§ EXERCISE AIM: Show each line of the data below that has the string "AGASC" in it.

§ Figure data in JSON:

*-*-*

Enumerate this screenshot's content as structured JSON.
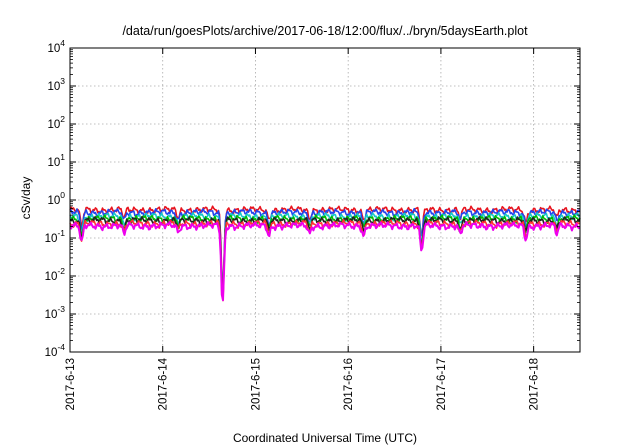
{
  "chart_data": {
    "type": "line",
    "title": "/data/run/goesPlots/archive/2017-06-18/12:00/flux/../bryn/5daysEarth.plot",
    "xlabel": "Coordinated Universal Time (UTC)",
    "ylabel": "cSv/day",
    "y_scale": "log",
    "ylim": [
      0.0001,
      10000
    ],
    "xlim": [
      "2017-06-13T00:00",
      "2017-06-18T12:00"
    ],
    "grid": true,
    "x_ticks": [
      "2017-6-13",
      "2017-6-14",
      "2017-6-15",
      "2017-6-16",
      "2017-6-17",
      "2017-6-18"
    ],
    "y_ticks": [
      {
        "value": 0.0001,
        "base": "10",
        "exp": "-4"
      },
      {
        "value": 0.001,
        "base": "10",
        "exp": "-3"
      },
      {
        "value": 0.01,
        "base": "10",
        "exp": "-2"
      },
      {
        "value": 0.1,
        "base": "10",
        "exp": "-1"
      },
      {
        "value": 1,
        "base": "10",
        "exp": "0"
      },
      {
        "value": 10,
        "base": "10",
        "exp": "1"
      },
      {
        "value": 100,
        "base": "10",
        "exp": "2"
      },
      {
        "value": 1000,
        "base": "10",
        "exp": "3"
      },
      {
        "value": 10000,
        "base": "10",
        "exp": "4"
      }
    ],
    "series": [
      {
        "color": "#e8141e",
        "base": 0.55
      },
      {
        "color": "#2244ee",
        "base": 0.47
      },
      {
        "color": "#18c8c8",
        "base": 0.37
      },
      {
        "color": "#00bb00",
        "base": 0.32
      },
      {
        "color": "#222222",
        "base": 0.29
      },
      {
        "color": "#ff3333",
        "base": 0.24
      },
      {
        "color": "#ee00ee",
        "base": 0.21
      }
    ],
    "dips": [
      {
        "x": "2017-06-13T03:00",
        "factor": 0.35
      },
      {
        "x": "2017-06-13T14:00",
        "factor": 0.6
      },
      {
        "x": "2017-06-14T04:00",
        "factor": 0.65
      },
      {
        "x": "2017-06-14T15:30",
        "factor": 0.008
      },
      {
        "x": "2017-06-15T03:30",
        "factor": 0.55
      },
      {
        "x": "2017-06-15T14:00",
        "factor": 0.6
      },
      {
        "x": "2017-06-16T04:00",
        "factor": 0.55
      },
      {
        "x": "2017-06-16T19:00",
        "factor": 0.2
      },
      {
        "x": "2017-06-17T05:00",
        "factor": 0.6
      },
      {
        "x": "2017-06-17T22:00",
        "factor": 0.45
      },
      {
        "x": "2017-06-18T06:00",
        "factor": 0.6
      }
    ]
  }
}
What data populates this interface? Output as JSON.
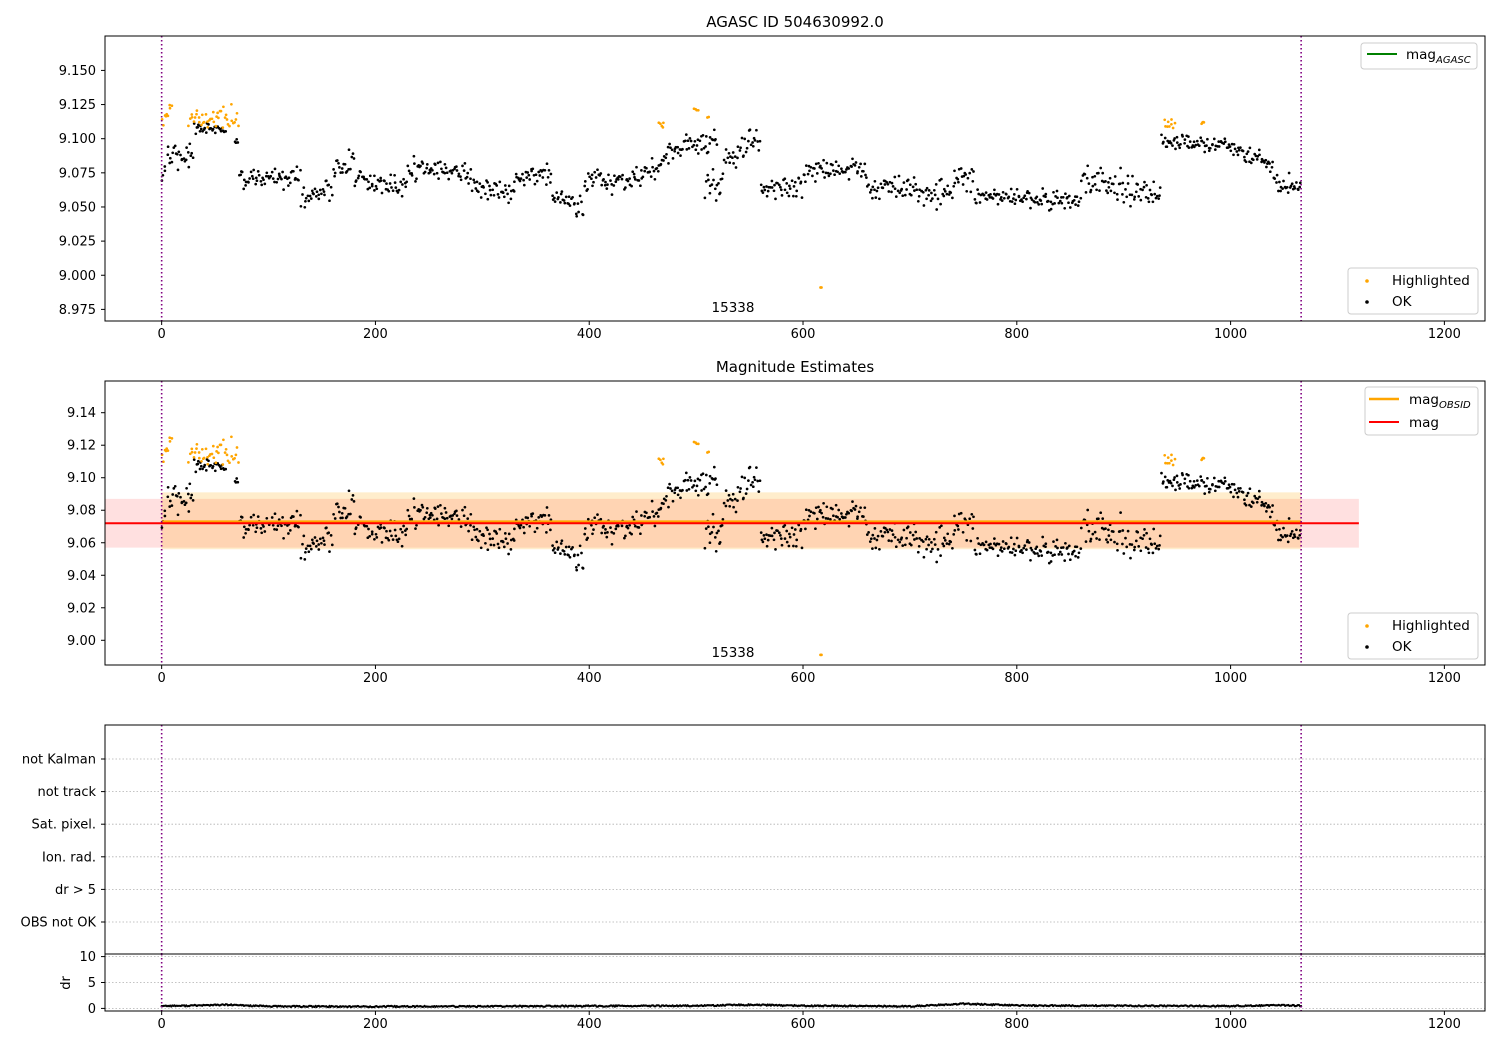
{
  "chart_data": [
    {
      "type": "scatter",
      "title": "AGASC ID 504630992.0",
      "xlabel": "",
      "ylabel": "",
      "xlim": [
        -53,
        1238
      ],
      "ylim": [
        8.9665,
        9.1752
      ],
      "x_ticks": [
        0,
        200,
        400,
        600,
        800,
        1000,
        1200
      ],
      "y_ticks": [
        8.975,
        9.0,
        9.025,
        9.05,
        9.075,
        9.1,
        9.125,
        9.15
      ],
      "y_tick_labels": [
        "8.975",
        "9.000",
        "9.025",
        "9.050",
        "9.075",
        "9.100",
        "9.125",
        "9.150"
      ],
      "obsid_boundaries": [
        0,
        1066
      ],
      "obsid_label": "15338",
      "line_legend": [
        {
          "name": "mag",
          "sub": "AGASC",
          "color": "#008000"
        }
      ],
      "point_legend": [
        {
          "name": "Highlighted",
          "color": "#ffa500"
        },
        {
          "name": "OK",
          "color": "#000000"
        }
      ],
      "highlighted_groups": [
        [
          0,
          10,
          9.118,
          0.006
        ],
        [
          25,
          72,
          9.116,
          0.007
        ],
        [
          465,
          470,
          9.11,
          0.003
        ],
        [
          498,
          502,
          9.121,
          0.001
        ],
        [
          510,
          512,
          9.115,
          0.001
        ],
        [
          616,
          618,
          8.991,
          0.0
        ],
        [
          938,
          948,
          9.111,
          0.003
        ],
        [
          972,
          976,
          9.112,
          0.001
        ]
      ],
      "ok_segments": [
        [
          0,
          4,
          9.075,
          9.075,
          0.008
        ],
        [
          5,
          30,
          9.088,
          9.088,
          0.008
        ],
        [
          30,
          60,
          9.108,
          9.106,
          0.003
        ],
        [
          68,
          72,
          9.098,
          9.098,
          0.003
        ],
        [
          72,
          130,
          9.07,
          9.072,
          0.007
        ],
        [
          130,
          160,
          9.056,
          9.064,
          0.006
        ],
        [
          160,
          180,
          9.075,
          9.085,
          0.008
        ],
        [
          180,
          230,
          9.07,
          9.065,
          0.006
        ],
        [
          230,
          290,
          9.078,
          9.075,
          0.006
        ],
        [
          290,
          330,
          9.065,
          9.06,
          0.007
        ],
        [
          330,
          365,
          9.07,
          9.075,
          0.007
        ],
        [
          365,
          395,
          9.058,
          9.048,
          0.006
        ],
        [
          395,
          450,
          9.068,
          9.07,
          0.006
        ],
        [
          450,
          468,
          9.075,
          9.082,
          0.007
        ],
        [
          468,
          520,
          9.09,
          9.1,
          0.007
        ],
        [
          508,
          525,
          9.065,
          9.065,
          0.009
        ],
        [
          525,
          560,
          9.08,
          9.1,
          0.008
        ],
        [
          560,
          600,
          9.063,
          9.066,
          0.006
        ],
        [
          600,
          660,
          9.075,
          9.078,
          0.007
        ],
        [
          660,
          700,
          9.065,
          9.064,
          0.007
        ],
        [
          700,
          740,
          9.062,
          9.058,
          0.007
        ],
        [
          740,
          760,
          9.068,
          9.07,
          0.008
        ],
        [
          760,
          860,
          9.058,
          9.055,
          0.006
        ],
        [
          860,
          935,
          9.07,
          9.058,
          0.009
        ],
        [
          935,
          1010,
          9.1,
          9.092,
          0.005
        ],
        [
          1010,
          1040,
          9.09,
          9.08,
          0.006
        ],
        [
          1040,
          1066,
          9.068,
          9.066,
          0.006
        ]
      ]
    },
    {
      "type": "scatter",
      "title": "Magnitude Estimates",
      "xlabel": "",
      "ylabel": "",
      "xlim": [
        -53,
        1238
      ],
      "ylim": [
        8.9848,
        9.1595
      ],
      "x_ticks": [
        0,
        200,
        400,
        600,
        800,
        1000,
        1200
      ],
      "y_ticks": [
        9.0,
        9.02,
        9.04,
        9.06,
        9.08,
        9.1,
        9.12,
        9.14
      ],
      "y_tick_labels": [
        "9.00",
        "9.02",
        "9.04",
        "9.06",
        "9.08",
        "9.10",
        "9.12",
        "9.14"
      ],
      "obsid_boundaries": [
        0,
        1066
      ],
      "obsid_label": "15338",
      "line_legend": [
        {
          "name": "mag",
          "sub": "OBSID",
          "color": "#ffa500"
        },
        {
          "name": "mag",
          "sub": "",
          "color": "#ff0000"
        }
      ],
      "point_legend": [
        {
          "name": "Highlighted",
          "color": "#ffa500"
        },
        {
          "name": "OK",
          "color": "#000000"
        }
      ],
      "mag_obsid": {
        "value": 9.073,
        "x": [
          0,
          1066
        ],
        "band": [
          9.056,
          9.091
        ]
      },
      "mag": {
        "value": 9.072,
        "x": [
          -53,
          1120
        ],
        "band": [
          9.057,
          9.087
        ]
      }
    },
    {
      "type": "table",
      "categories": [
        "not Kalman",
        "not track",
        "Sat. pixel.",
        "Ion. rad.",
        "dr > 5",
        "OBS not OK"
      ],
      "flag_counts": [
        0,
        0,
        0,
        0,
        0,
        0
      ],
      "xlim": [
        -53,
        1238
      ],
      "obsid_boundaries": [
        0,
        1066
      ]
    },
    {
      "type": "line",
      "ylabel": "dr",
      "xlim": [
        -53,
        1238
      ],
      "ylim": [
        -0.5,
        10.5
      ],
      "x_ticks": [
        0,
        200,
        400,
        600,
        800,
        1000,
        1200
      ],
      "y_ticks": [
        0,
        5,
        10
      ],
      "dr_profile": [
        [
          0,
          0.5
        ],
        [
          20,
          0.5
        ],
        [
          60,
          0.7
        ],
        [
          100,
          0.4
        ],
        [
          200,
          0.35
        ],
        [
          300,
          0.4
        ],
        [
          400,
          0.45
        ],
        [
          500,
          0.5
        ],
        [
          550,
          0.7
        ],
        [
          600,
          0.5
        ],
        [
          700,
          0.4
        ],
        [
          750,
          0.9
        ],
        [
          800,
          0.55
        ],
        [
          900,
          0.5
        ],
        [
          1000,
          0.45
        ],
        [
          1050,
          0.6
        ],
        [
          1066,
          0.5
        ]
      ],
      "obsid_boundaries": [
        0,
        1066
      ]
    }
  ]
}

*-*-*

§ FULL RESPONSE:
      "title": "AGASC ID 504630992.0",
          "sub": "AGASC",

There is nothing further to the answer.